What needs to be done -> Set down the records again, keeping each line exactly as it is.
── Data listing
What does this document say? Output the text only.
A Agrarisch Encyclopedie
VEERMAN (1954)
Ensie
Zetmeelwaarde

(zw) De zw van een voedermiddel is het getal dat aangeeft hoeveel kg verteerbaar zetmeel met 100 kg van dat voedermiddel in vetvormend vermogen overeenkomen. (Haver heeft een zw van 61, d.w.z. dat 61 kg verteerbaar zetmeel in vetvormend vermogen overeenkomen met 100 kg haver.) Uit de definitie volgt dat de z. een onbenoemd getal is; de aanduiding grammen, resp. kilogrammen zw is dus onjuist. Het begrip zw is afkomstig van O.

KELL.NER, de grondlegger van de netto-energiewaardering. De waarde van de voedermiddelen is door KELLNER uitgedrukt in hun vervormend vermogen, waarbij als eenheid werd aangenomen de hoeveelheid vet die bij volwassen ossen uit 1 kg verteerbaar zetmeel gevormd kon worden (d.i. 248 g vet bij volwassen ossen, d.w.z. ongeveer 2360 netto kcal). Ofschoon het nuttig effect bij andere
────
Answer to this task ->
What does this document say? Output the text only.
A Agrarisch Encyclopedie
VEERMAN (1954)
Ensie
Zetmeelwaarde

(zw) De zw van een voedermiddel is het getal dat aangeeft hoeveel kg verteerbaar zetmeel met 100 kg van dat voedermiddel in vetvormend vermogen overeenkomen. (Haver heeft een zw van 61, d.w.z. dat 61 kg verteerbaar zetmeel in vetvormend vermogen overeenkomen met 100 kg haver.) Uit de definitie volgt dat de z. een onbenoemd getal is; de aanduiding grammen, resp. kilogrammen zw is dus onjuist. Het begrip zw is afkomstig van O.

KELL.NER, de grondlegger van de netto-energiewaardering. De waarde van de voedermiddelen is door KELLNER uitgedrukt in hun vervormend vermogen, waarbij als eenheid werd aangenomen de hoeveelheid vet die bij volwassen ossen uit 1 kg verteerbaar zetmeel gevormd kon worden (d.i. 248 g vet bij volwassen ossen, d.w.z. ongeveer 2360 netto kcal). Ofschoon het nuttig effect bij andere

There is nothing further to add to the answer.